**Exercise:** Copy out the lines that have "итогом" in them.

____________

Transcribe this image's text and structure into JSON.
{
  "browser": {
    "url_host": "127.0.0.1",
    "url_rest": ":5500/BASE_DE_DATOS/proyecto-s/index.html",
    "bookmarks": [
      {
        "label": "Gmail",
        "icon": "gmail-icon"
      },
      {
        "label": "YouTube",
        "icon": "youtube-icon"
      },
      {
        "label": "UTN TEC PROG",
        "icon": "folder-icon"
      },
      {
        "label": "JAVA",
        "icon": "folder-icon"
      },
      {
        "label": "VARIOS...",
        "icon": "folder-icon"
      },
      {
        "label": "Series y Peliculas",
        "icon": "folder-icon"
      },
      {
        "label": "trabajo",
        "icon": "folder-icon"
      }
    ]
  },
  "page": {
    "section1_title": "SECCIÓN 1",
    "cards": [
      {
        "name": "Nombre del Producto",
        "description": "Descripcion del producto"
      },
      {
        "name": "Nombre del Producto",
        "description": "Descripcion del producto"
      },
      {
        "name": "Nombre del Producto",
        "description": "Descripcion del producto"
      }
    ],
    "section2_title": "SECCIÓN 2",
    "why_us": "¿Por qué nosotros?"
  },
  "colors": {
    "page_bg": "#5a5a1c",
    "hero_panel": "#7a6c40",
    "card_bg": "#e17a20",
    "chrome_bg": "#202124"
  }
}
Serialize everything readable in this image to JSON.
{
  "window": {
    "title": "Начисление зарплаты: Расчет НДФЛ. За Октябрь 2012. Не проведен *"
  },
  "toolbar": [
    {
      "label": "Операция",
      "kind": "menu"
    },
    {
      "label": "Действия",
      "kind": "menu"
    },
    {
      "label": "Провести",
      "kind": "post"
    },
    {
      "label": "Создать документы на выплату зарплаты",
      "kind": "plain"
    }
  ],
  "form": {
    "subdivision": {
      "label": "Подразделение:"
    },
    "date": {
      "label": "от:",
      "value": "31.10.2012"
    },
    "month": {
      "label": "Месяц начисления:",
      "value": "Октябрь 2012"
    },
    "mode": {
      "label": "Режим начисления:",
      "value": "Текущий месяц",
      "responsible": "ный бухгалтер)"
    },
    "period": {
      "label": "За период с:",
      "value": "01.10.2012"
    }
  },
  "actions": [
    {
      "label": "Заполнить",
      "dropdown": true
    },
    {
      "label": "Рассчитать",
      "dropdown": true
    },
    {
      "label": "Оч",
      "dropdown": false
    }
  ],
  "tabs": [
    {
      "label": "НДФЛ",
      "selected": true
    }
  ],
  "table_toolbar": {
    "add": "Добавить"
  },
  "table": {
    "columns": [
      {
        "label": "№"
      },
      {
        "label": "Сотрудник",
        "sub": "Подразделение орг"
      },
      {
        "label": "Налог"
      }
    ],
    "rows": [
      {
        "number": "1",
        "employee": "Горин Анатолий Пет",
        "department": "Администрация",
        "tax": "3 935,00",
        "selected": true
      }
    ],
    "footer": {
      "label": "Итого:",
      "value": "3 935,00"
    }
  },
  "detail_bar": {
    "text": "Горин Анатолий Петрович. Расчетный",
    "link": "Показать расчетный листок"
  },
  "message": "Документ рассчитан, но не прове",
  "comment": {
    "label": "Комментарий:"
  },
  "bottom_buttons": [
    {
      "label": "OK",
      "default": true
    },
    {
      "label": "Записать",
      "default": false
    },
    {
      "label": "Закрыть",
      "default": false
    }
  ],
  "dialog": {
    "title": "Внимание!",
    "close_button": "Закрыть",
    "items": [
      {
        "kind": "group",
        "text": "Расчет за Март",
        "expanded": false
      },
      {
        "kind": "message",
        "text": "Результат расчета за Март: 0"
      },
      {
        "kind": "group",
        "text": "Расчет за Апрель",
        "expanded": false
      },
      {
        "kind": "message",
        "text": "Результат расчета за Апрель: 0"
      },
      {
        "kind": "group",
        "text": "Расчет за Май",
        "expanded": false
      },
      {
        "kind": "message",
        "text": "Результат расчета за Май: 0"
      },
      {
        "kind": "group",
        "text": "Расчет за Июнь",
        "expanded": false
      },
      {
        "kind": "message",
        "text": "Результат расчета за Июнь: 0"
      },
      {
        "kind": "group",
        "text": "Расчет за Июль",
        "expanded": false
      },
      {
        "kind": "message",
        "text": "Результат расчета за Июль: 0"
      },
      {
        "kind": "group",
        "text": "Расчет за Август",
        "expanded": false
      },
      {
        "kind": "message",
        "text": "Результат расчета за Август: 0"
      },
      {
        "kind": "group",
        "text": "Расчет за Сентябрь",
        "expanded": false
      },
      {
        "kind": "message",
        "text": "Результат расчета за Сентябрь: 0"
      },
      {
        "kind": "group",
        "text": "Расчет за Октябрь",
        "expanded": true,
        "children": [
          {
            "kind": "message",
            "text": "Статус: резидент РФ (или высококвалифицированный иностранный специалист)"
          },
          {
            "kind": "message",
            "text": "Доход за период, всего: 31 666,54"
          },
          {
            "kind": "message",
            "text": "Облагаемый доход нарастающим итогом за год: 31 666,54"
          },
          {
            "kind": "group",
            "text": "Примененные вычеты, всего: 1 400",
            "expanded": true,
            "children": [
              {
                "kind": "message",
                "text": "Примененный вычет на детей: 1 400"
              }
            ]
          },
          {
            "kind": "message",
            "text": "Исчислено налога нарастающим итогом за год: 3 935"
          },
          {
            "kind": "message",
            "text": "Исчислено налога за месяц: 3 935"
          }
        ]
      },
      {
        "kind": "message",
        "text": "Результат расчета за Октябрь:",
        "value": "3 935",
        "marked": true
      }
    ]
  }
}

____________

**Completed task:**
            "text": "Облагаемый доход нарастающим итогом за год: 31 666,54"
            "text": "Исчислено налога нарастающим итогом за год: 3 935"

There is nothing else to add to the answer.